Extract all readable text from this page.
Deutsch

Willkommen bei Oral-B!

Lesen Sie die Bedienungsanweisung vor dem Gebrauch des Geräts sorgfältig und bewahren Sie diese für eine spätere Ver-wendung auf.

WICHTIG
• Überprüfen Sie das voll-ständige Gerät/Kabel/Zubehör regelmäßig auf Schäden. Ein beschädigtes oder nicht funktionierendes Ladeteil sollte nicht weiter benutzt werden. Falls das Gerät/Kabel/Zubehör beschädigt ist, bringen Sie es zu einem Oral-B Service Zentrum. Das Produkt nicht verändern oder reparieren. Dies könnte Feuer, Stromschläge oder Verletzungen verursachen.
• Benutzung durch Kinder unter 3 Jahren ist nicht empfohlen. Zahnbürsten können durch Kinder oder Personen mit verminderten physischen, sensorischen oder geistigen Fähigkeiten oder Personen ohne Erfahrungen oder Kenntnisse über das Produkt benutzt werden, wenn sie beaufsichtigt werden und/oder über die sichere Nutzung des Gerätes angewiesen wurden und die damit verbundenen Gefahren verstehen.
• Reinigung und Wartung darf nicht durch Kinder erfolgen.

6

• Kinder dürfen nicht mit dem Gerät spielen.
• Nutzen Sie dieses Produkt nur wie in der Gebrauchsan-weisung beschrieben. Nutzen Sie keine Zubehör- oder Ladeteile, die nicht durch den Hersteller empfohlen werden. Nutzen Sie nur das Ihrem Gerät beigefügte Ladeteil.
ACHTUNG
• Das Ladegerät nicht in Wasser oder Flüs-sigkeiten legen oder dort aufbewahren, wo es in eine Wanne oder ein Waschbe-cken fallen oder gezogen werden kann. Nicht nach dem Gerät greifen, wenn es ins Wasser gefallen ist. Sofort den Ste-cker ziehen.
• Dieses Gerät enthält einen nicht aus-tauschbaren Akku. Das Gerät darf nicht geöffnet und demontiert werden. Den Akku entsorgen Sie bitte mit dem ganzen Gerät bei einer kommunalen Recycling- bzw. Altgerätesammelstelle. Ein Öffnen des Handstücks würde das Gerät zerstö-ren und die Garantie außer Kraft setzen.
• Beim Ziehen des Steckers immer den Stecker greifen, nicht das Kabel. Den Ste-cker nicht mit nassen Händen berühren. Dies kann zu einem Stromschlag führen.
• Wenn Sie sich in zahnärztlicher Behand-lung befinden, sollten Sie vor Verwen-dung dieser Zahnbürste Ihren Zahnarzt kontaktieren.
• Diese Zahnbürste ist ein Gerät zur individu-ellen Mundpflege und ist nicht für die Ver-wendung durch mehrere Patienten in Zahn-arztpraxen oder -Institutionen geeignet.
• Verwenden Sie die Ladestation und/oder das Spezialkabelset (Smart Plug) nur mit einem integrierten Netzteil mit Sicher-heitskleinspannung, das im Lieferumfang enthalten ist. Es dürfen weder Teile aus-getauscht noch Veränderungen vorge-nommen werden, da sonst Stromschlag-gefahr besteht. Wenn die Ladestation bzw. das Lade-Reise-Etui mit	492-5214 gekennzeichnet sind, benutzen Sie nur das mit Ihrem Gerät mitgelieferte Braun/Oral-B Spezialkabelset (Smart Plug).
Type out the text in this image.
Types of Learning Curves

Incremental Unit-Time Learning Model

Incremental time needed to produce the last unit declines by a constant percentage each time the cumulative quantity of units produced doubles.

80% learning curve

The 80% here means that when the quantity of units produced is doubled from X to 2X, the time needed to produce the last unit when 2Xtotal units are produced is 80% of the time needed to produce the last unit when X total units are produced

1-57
......
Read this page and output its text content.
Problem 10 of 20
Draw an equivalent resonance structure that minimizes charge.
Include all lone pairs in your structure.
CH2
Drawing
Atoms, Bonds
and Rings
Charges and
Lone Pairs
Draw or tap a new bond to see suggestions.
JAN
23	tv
......
• _WHAT IS ASKED_:
In the entries above, find every line with the word "Incremental" and list it.

• _RESULT FOR THIS EXERCISE_:
Incremental Unit-Time Learning Model
Incremental time needed to produce the last unit declines by a constant percentage each time the cumulative quantity of units produced doubles.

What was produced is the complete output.